→ **Problem description**
Copy out every line exactly as given.

→ **Information given**
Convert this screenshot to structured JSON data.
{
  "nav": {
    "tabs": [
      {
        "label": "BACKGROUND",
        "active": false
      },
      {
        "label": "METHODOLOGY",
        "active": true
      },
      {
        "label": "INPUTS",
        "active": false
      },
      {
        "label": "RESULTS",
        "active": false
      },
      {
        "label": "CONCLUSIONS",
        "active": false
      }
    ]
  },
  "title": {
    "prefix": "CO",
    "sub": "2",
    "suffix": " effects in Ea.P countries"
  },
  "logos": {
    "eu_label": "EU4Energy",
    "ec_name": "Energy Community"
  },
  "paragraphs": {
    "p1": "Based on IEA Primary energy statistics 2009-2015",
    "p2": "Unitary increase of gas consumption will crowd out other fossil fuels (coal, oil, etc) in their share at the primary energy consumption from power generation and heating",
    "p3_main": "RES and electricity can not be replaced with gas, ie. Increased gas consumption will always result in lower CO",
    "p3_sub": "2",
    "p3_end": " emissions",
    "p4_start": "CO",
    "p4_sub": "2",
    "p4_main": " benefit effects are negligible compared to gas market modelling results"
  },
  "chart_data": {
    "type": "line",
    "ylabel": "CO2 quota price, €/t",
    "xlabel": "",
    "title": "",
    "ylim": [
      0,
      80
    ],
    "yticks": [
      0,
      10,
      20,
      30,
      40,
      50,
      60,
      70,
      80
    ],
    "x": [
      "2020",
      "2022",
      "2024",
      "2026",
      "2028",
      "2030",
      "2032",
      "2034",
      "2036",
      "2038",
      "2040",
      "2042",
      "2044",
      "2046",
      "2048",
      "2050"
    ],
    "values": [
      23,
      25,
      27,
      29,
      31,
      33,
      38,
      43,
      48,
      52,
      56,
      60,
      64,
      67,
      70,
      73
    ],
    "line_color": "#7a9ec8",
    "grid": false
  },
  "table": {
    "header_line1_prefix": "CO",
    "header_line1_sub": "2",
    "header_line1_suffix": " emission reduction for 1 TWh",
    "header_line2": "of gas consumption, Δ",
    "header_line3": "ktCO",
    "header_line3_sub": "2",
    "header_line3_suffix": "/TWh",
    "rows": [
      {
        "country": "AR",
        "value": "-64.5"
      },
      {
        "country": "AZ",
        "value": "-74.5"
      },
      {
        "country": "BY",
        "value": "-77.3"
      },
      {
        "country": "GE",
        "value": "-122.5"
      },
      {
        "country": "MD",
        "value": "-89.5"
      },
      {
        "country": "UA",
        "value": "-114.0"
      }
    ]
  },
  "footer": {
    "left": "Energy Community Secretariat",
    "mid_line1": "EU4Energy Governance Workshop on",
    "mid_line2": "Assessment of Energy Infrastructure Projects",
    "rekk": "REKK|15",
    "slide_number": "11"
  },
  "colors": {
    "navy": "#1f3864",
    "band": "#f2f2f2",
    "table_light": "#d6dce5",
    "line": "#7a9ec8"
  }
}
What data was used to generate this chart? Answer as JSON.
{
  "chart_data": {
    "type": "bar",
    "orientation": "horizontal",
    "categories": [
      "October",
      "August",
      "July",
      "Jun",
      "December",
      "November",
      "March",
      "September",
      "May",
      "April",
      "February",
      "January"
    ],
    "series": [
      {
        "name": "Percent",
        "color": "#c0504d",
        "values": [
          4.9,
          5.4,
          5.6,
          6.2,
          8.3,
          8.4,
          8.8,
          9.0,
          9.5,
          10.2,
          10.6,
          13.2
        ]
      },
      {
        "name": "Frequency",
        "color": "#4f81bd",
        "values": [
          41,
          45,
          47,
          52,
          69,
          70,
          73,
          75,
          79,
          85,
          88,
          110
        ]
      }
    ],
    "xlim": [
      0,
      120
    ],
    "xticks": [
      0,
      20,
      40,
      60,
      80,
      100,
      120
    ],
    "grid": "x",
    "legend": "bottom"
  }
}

→ **Exercise answer**
Convert this screenshot to structured JSON data.
{
  "nav": {
    "tabs": [
      {
        "label": "BACKGROUND",
        "active": false
      },
      {
        "label": "METHODOLOGY",
        "active": true
      },
      {
        "label": "INPUTS",
        "active": false
      },
      {
        "label": "RESULTS",
        "active": false
      },
      {
        "label": "CONCLUSIONS",
        "active": false
      }
    ]
  },
  "title": {
    "prefix": "CO",
    "sub": "2",
    "suffix": " effects in Ea.P countries"
  },
  "logos": {
    "eu_label": "EU4Energy",
    "ec_name": "Energy Community"
  },
  "paragraphs": {
    "p1": "Based on IEA Primary energy statistics 2009-2015",
    "p2": "Unitary increase of gas consumption will crowd out other fossil fuels (coal, oil, etc) in their share at the primary energy consumption from power generation and heating",
    "p3_main": "RES and electricity can not be replaced with gas, ie. Increased gas consumption will always result in lower CO",
    "p3_sub": "2",
    "p3_end": " emissions",
    "p4_start": "CO",
    "p4_sub": "2",
    "p4_main": " benefit effects are negligible compared to gas market modelling results"
  },
  "chart_data": {
    "type": "line",
    "ylabel": "CO2 quota price, €/t",
    "xlabel": "",
    "title": "",
    "ylim": [
      0,
      80
    ],
    "yticks": [
      0,
      10,
      20,
      30,
      40,
      50,
      60,
      70,
      80
    ],
    "x": [
      "2020",
      "2022",
      "2024",
      "2026",
      "2028",
      "2030",
      "2032",
      "2034",
      "2036",
      "2038",
      "2040",
      "2042",
      "2044",
      "2046",
      "2048",
      "2050"
    ],
    "values": [
      23,
      25,
      27,
      29,
      31,
      33,
      38,
      43,
      48,
      52,
      56,
      60,
      64,
      67,
      70,
      73
    ],
    "line_color": "#7a9ec8",
    "grid": false
  },
  "table": {
    "header_line1_prefix": "CO",
    "header_line1_sub": "2",
    "header_line1_suffix": " emission reduction for 1 TWh",
    "header_line2": "of gas consumption, Δ",
    "header_line3": "ktCO",
    "header_line3_sub": "2",
    "header_line3_suffix": "/TWh",
    "rows": [
      {
        "country": "AR",
        "value": "-64.5"
      },
      {
        "country": "AZ",
        "value": "-74.5"
      },
      {
        "country": "BY",
        "value": "-77.3"
      },
      {
        "country": "GE",
        "value": "-122.5"
      },
      {
        "country": "MD",
        "value": "-89.5"
      },
      {
        "country": "UA",
        "value": "-114.0"
      }
    ]
  },
  "footer": {
    "left": "Energy Community Secretariat",
    "mid_line1": "EU4Energy Governance Workshop on",
    "mid_line2": "Assessment of Energy Infrastructure Projects",
    "rekk": "REKK|15",
    "slide_number": "11"
  },
  "colors": {
    "navy": "#1f3864",
    "band": "#f2f2f2",
    "table_light": "#d6dce5",
    "line": "#7a9ec8"
  }
}
What data was used to generate this chart? Answer as JSON.
{
  "chart_data": {
    "type": "bar",
    "orientation": "horizontal",
    "categories": [
      "October",
      "August",
      "July",
      "Jun",
      "December",
      "November",
      "March",
      "September",
      "May",
      "April",
      "February",
      "January"
    ],
    "series": [
      {
        "name": "Percent",
        "color": "#c0504d",
        "values": [
          4.9,
          5.4,
          5.6,
          6.2,
          8.3,
          8.4,
          8.8,
          9.0,
          9.5,
          10.2,
          10.6,
          13.2
        ]
      },
      {
        "name": "Frequency",
        "color": "#4f81bd",
        "values": [
          41,
          45,
          47,
          52,
          69,
          70,
          73,
          75,
          79,
          85,
          88,
          110
        ]
      }
    ],
    "xlim": [
      0,
      120
    ],
    "xticks": [
      0,
      20,
      40,
      60,
      80,
      100,
      120
    ],
    "grid": "x",
    "legend": "bottom"
  }
}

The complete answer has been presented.